State only how many lines below include the string "mais".

[A run of records]
= = = = = = =

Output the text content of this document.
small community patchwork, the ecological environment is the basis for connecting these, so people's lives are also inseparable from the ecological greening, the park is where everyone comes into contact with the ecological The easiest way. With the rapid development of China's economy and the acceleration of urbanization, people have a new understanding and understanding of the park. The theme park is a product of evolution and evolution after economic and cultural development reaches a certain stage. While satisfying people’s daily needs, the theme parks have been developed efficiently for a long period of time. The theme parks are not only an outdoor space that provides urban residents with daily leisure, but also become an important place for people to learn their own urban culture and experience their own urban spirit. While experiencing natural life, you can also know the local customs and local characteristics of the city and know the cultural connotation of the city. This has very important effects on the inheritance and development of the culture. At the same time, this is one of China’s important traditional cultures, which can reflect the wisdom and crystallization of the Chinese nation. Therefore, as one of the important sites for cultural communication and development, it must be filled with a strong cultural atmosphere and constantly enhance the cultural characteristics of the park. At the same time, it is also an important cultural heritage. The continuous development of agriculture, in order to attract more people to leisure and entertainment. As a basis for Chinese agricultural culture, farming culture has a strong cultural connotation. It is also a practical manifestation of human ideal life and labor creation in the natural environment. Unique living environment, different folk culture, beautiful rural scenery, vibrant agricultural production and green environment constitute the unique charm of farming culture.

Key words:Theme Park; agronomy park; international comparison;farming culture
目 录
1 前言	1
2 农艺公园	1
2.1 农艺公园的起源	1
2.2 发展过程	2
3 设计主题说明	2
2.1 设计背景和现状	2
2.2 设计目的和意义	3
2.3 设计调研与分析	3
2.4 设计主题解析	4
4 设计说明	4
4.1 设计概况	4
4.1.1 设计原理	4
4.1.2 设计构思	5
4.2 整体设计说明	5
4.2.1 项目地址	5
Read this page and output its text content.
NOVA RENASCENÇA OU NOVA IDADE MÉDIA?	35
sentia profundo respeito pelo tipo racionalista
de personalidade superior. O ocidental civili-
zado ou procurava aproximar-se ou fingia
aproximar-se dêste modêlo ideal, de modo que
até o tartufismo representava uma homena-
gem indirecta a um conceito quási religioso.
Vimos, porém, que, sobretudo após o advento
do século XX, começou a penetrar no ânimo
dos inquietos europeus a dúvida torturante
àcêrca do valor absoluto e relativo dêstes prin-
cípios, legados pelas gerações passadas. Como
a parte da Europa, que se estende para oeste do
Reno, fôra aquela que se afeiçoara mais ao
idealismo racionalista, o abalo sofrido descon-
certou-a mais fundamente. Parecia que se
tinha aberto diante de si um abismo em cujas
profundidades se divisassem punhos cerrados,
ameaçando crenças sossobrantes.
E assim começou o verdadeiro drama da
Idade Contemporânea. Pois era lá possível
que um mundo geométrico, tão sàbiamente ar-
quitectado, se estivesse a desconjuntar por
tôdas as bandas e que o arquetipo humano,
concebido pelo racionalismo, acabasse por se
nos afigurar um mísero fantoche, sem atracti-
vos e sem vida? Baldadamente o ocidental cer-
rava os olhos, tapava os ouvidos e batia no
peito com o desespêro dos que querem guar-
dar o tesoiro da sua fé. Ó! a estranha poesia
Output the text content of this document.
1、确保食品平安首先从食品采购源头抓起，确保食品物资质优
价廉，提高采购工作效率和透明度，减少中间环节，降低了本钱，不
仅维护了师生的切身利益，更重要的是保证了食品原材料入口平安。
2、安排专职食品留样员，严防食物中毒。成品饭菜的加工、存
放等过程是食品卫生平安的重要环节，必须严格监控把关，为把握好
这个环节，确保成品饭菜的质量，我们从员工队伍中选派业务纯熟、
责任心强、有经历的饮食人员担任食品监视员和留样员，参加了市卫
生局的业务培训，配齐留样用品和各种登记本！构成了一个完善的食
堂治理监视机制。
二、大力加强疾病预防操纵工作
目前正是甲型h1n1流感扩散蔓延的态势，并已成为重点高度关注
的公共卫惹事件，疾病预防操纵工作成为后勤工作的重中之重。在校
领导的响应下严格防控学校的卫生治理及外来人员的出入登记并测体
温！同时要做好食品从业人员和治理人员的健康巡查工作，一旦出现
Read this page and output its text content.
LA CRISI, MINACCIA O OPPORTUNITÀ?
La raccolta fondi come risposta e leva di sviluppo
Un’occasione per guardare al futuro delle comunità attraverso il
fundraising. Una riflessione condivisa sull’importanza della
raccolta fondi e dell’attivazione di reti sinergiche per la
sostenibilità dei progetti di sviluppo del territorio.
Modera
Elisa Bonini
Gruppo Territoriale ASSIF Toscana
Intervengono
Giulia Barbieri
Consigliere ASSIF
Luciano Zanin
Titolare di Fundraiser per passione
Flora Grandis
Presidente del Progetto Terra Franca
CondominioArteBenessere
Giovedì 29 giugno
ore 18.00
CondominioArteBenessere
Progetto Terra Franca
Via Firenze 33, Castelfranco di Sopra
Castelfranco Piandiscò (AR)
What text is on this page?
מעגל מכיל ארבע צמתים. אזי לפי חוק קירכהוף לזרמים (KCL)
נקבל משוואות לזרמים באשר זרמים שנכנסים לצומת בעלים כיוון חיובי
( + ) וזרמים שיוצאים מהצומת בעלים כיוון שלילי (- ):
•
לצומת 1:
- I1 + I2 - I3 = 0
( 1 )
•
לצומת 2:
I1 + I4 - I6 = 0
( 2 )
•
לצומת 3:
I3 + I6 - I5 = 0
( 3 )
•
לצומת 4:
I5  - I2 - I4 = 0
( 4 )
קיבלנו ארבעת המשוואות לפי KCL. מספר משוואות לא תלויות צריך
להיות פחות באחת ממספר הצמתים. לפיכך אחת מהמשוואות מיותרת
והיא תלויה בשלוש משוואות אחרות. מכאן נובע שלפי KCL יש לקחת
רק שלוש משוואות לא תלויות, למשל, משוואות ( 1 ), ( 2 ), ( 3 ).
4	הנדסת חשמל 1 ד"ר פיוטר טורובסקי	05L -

= = = = = = =

● In response
2